What to work on - Repeat the records verbatim and leave the pictures out of your copy.

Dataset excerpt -
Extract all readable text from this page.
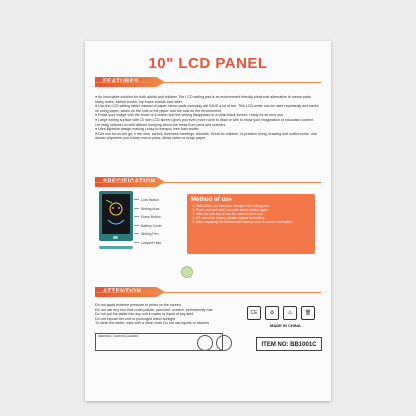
10" LCD PANEL

● An innovative solution for both adults and children The LCD writing pad is an environment friendly electronic alternative to memo pads, sticky notes, sketch books, dry erase boards and other

● Use the LCD writing tablet instead of paper memo pads everyday will SAVE a lot of tee. This LCD writer can be used repeatedly and saves on using paper, saves on the cost of the paper and the cost on the environment

● Erase your image with the touch of a button and the writing disappears to a clear black screen, ready for its next use

● Large writing surface with 10 inch LCD screen gives you even more room to draw or wile to show your imagination or education content. Let imag nations run wild without worrying about the mess from pens and markers

● Ultra lightwim design making t easy to transpo, tree than anotie

● Get one for on the go, n the ofce, school, business meetings, tutorials. Great for children, to practice wring, drawing and maths sums. Use almost anywhere you'd keep memo pads; sticky notes or scrap paper.

Lock Button
Writing Area
Erase Button
Battery Cover
Writing Pen
Lanyard Hole
Method of use
1. Pull out the pen and write directly in the writing area.
2. Press and and hold 2 seconds before writing again.
3. Slide the lock key to lock the screen before use.
4. If it cannot be erased, please replace the battery.
5. When replacing the batteries the battery cover to remove the battery.

Do not apply extreme pressure to prints on the screen

Do not use any tool that could pollute, puncture, scratch, permanently mar

Do not put the tablet into any unit in water or liquid of any kind

Do not expose the unit to prolonged direct sunlight

To clean the tablet, wipe with a clean cloth Do not use liquids or stickers

CE	♻	⚠	🗑
MADE IN CHINA
WARNING: CHOKING HAZARD
ITEM NO: BB1001C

Exercise solution -
Extract all readable text from this page.
10" LCD PANEL

● An innovative solution for both adults and children The LCD writing pad is an environment friendly electronic alternative to memo pads, sticky notes, sketch books, dry erase boards and other

● Use the LCD writing tablet instead of paper memo pads everyday will SAVE a lot of tee. This LCD writer can be used repeatedly and saves on using paper, saves on the cost of the paper and the cost on the environment

● Erase your image with the touch of a button and the writing disappears to a clear black screen, ready for its next use

● Large writing surface with 10 inch LCD screen gives you even more room to draw or wile to show your imagination or education content. Let imag nations run wild without worrying about the mess from pens and markers

● Ultra lightwim design making t easy to transpo, tree than anotie

● Get one for on the go, n the ofce, school, business meetings, tutorials. Great for children, to practice wring, drawing and maths sums. Use almost anywhere you'd keep memo pads; sticky notes or scrap paper.

Lock Button
Writing Area
Erase Button
Battery Cover
Writing Pen
Lanyard Hole
Method of use
1. Pull out the pen and write directly in the writing area.
2. Press and and hold 2 seconds before writing again.
3. Slide the lock key to lock the screen before use.
4. If it cannot be erased, please replace the battery.
5. When replacing the batteries the battery cover to remove the battery.

Do not apply extreme pressure to prints on the screen

Do not use any tool that could pollute, puncture, scratch, permanently mar

Do not put the tablet into any unit in water or liquid of any kind

Do not expose the unit to prolonged direct sunlight

To clean the tablet, wipe with a clean cloth Do not use liquids or stickers

CE	♻	⚠	🗑
MADE IN CHINA
WARNING: CHOKING HAZARD
ITEM NO: BB1001C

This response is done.